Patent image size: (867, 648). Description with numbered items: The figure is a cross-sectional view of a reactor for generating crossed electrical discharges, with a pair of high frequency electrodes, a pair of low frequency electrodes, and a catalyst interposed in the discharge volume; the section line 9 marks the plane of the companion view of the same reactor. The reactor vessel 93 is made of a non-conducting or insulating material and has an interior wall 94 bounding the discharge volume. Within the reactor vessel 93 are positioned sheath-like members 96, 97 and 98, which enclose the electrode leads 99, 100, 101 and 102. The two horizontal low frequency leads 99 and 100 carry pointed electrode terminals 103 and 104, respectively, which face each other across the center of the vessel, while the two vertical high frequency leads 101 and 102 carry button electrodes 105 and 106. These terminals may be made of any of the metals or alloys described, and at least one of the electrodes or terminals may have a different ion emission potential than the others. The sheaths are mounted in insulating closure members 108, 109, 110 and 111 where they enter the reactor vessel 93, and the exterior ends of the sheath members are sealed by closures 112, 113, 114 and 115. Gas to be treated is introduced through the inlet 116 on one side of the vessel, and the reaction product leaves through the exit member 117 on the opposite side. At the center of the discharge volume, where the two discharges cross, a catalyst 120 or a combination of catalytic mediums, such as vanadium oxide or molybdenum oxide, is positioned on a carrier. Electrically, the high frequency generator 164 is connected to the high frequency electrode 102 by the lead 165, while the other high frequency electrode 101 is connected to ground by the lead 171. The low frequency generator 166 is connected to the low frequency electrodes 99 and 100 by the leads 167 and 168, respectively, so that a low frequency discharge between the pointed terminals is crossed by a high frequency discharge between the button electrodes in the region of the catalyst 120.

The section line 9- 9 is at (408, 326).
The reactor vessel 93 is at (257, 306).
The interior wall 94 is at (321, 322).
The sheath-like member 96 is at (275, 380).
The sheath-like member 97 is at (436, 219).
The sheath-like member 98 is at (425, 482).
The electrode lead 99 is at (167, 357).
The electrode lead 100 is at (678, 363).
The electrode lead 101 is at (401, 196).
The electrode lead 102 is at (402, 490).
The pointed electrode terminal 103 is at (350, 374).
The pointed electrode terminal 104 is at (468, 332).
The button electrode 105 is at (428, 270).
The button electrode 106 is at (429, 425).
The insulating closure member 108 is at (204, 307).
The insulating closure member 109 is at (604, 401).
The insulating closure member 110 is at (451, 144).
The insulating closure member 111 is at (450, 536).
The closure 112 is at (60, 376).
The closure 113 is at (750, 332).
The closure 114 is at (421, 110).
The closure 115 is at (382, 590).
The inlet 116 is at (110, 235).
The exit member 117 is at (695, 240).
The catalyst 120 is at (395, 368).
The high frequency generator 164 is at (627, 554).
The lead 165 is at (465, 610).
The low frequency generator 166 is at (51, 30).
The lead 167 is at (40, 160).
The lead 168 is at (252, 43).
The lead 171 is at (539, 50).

▶ _Task to complete_
Retype the entries without any change, from their first line through the line containing "The interior wall 94 is at (321, 322).", both included.

▶ _Answer to this problem_
Patent image size: (867, 648). Description with numbered items: The figure is a cross-sectional view of a reactor for generating crossed electrical discharges, with a pair of high frequency electrodes, a pair of low frequency electrodes, and a catalyst interposed in the discharge volume; the section line 9 marks the plane of the companion view of the same reactor. The reactor vessel 93 is made of a non-conducting or insulating material and has an interior wall 94 bounding the discharge volume. Within the reactor vessel 93 are positioned sheath-like members 96, 97 and 98, which enclose the electrode leads 99, 100, 101 and 102. The two horizontal low frequency leads 99 and 100 carry pointed electrode terminals 103 and 104, respectively, which face each other across the center of the vessel, while the two vertical high frequency leads 101 and 102 carry button electrodes 105 and 106. These terminals may be made of any of the metals or alloys described, and at least one of the electrodes or terminals may have a different ion emission potential than the others. The sheaths are mounted in insulating closure members 108, 109, 110 and 111 where they enter the reactor vessel 93, and the exterior ends of the sheath members are sealed by closures 112, 113, 114 and 115. Gas to be treated is introduced through the inlet 116 on one side of the vessel, and the reaction product leaves through the exit member 117 on the opposite side. At the center of the discharge volume, where the two discharges cross, a catalyst 120 or a combination of catalytic mediums, such as vanadium oxide or molybdenum oxide, is positioned on a carrier. Electrically, the high frequency generator 164 is connected to the high frequency electrode 102 by the lead 165, while the other high frequency electrode 101 is connected to ground by the lead 171. The low frequency generator 166 is connected to the low frequency electrodes 99 and 100 by the leads 167 and 168, respectively, so that a low frequency discharge between the pointed terminals is crossed by a high frequency discharge between the button electrodes in the region of the catalyst 120.

The section line 9- 9 is at (408, 326).
The reactor vessel 93 is at (257, 306).
The interior wall 94 is at (321, 322).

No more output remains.